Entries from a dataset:
****************

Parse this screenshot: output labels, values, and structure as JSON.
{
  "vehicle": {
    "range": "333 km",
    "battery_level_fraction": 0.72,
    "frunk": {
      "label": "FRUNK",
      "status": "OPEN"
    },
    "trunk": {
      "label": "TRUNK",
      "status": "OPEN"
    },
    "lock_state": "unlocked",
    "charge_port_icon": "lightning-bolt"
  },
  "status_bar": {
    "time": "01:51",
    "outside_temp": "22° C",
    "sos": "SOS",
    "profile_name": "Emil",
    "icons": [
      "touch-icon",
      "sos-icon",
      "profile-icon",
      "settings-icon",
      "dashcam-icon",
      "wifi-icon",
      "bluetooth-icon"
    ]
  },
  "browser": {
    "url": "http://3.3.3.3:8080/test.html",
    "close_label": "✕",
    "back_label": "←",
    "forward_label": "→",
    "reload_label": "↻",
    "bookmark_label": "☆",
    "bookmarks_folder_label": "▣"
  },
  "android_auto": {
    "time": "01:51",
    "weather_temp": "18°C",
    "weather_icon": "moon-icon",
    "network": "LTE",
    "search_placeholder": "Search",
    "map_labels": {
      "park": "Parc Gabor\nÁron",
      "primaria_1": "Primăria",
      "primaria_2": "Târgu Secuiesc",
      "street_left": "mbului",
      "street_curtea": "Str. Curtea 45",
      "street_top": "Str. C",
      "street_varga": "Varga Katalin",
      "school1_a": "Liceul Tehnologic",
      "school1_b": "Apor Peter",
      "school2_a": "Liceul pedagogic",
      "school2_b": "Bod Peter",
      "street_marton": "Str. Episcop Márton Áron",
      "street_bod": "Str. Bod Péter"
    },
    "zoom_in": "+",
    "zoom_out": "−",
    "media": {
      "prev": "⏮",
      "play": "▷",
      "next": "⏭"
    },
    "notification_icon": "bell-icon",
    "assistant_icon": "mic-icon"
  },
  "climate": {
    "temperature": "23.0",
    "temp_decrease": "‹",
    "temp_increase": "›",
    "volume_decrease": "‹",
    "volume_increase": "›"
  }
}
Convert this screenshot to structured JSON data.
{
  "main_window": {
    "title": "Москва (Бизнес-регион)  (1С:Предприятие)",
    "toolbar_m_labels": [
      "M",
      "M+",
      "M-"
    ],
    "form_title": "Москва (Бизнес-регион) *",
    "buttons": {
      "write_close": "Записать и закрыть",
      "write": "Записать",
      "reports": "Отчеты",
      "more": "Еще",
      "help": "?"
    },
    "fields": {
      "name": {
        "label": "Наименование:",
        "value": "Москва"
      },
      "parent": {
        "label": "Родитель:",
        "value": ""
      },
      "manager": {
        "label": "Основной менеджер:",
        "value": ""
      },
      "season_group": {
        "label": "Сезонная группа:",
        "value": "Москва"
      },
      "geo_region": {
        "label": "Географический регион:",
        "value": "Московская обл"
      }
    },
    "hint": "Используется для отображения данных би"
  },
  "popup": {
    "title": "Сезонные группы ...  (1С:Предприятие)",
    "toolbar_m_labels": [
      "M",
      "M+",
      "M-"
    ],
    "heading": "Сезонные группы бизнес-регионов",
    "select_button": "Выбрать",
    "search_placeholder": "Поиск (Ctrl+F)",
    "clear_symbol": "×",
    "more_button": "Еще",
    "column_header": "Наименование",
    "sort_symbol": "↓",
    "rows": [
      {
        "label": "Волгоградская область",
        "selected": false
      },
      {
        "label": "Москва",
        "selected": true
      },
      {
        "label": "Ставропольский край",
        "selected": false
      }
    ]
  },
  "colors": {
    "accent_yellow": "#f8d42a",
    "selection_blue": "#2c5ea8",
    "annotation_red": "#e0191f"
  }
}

****************

Print the whole listing again, exactly.

**THE SOLUTION**
Parse this screenshot: output labels, values, and structure as JSON.
{
  "vehicle": {
    "range": "333 km",
    "battery_level_fraction": 0.72,
    "frunk": {
      "label": "FRUNK",
      "status": "OPEN"
    },
    "trunk": {
      "label": "TRUNK",
      "status": "OPEN"
    },
    "lock_state": "unlocked",
    "charge_port_icon": "lightning-bolt"
  },
  "status_bar": {
    "time": "01:51",
    "outside_temp": "22° C",
    "sos": "SOS",
    "profile_name": "Emil",
    "icons": [
      "touch-icon",
      "sos-icon",
      "profile-icon",
      "settings-icon",
      "dashcam-icon",
      "wifi-icon",
      "bluetooth-icon"
    ]
  },
  "browser": {
    "url": "http://3.3.3.3:8080/test.html",
    "close_label": "✕",
    "back_label": "←",
    "forward_label": "→",
    "reload_label": "↻",
    "bookmark_label": "☆",
    "bookmarks_folder_label": "▣"
  },
  "android_auto": {
    "time": "01:51",
    "weather_temp": "18°C",
    "weather_icon": "moon-icon",
    "network": "LTE",
    "search_placeholder": "Search",
    "map_labels": {
      "park": "Parc Gabor\nÁron",
      "primaria_1": "Primăria",
      "primaria_2": "Târgu Secuiesc",
      "street_left": "mbului",
      "street_curtea": "Str. Curtea 45",
      "street_top": "Str. C",
      "street_varga": "Varga Katalin",
      "school1_a": "Liceul Tehnologic",
      "school1_b": "Apor Peter",
      "school2_a": "Liceul pedagogic",
      "school2_b": "Bod Peter",
      "street_marton": "Str. Episcop Márton Áron",
      "street_bod": "Str. Bod Péter"
    },
    "zoom_in": "+",
    "zoom_out": "−",
    "media": {
      "prev": "⏮",
      "play": "▷",
      "next": "⏭"
    },
    "notification_icon": "bell-icon",
    "assistant_icon": "mic-icon"
  },
  "climate": {
    "temperature": "23.0",
    "temp_decrease": "‹",
    "temp_increase": "›",
    "volume_decrease": "‹",
    "volume_increase": "›"
  }
}
Convert this screenshot to structured JSON data.
{
  "main_window": {
    "title": "Москва (Бизнес-регион)  (1С:Предприятие)",
    "toolbar_m_labels": [
      "M",
      "M+",
      "M-"
    ],
    "form_title": "Москва (Бизнес-регион) *",
    "buttons": {
      "write_close": "Записать и закрыть",
      "write": "Записать",
      "reports": "Отчеты",
      "more": "Еще",
      "help": "?"
    },
    "fields": {
      "name": {
        "label": "Наименование:",
        "value": "Москва"
      },
      "parent": {
        "label": "Родитель:",
        "value": ""
      },
      "manager": {
        "label": "Основной менеджер:",
        "value": ""
      },
      "season_group": {
        "label": "Сезонная группа:",
        "value": "Москва"
      },
      "geo_region": {
        "label": "Географический регион:",
        "value": "Московская обл"
      }
    },
    "hint": "Используется для отображения данных би"
  },
  "popup": {
    "title": "Сезонные группы ...  (1С:Предприятие)",
    "toolbar_m_labels": [
      "M",
      "M+",
      "M-"
    ],
    "heading": "Сезонные группы бизнес-регионов",
    "select_button": "Выбрать",
    "search_placeholder": "Поиск (Ctrl+F)",
    "clear_symbol": "×",
    "more_button": "Еще",
    "column_header": "Наименование",
    "sort_symbol": "↓",
    "rows": [
      {
        "label": "Волгоградская область",
        "selected": false
      },
      {
        "label": "Москва",
        "selected": true
      },
      {
        "label": "Ставропольский край",
        "selected": false
      }
    ]
  },
  "colors": {
    "accent_yellow": "#f8d42a",
    "selection_blue": "#2c5ea8",
    "annotation_red": "#e0191f"
  }
}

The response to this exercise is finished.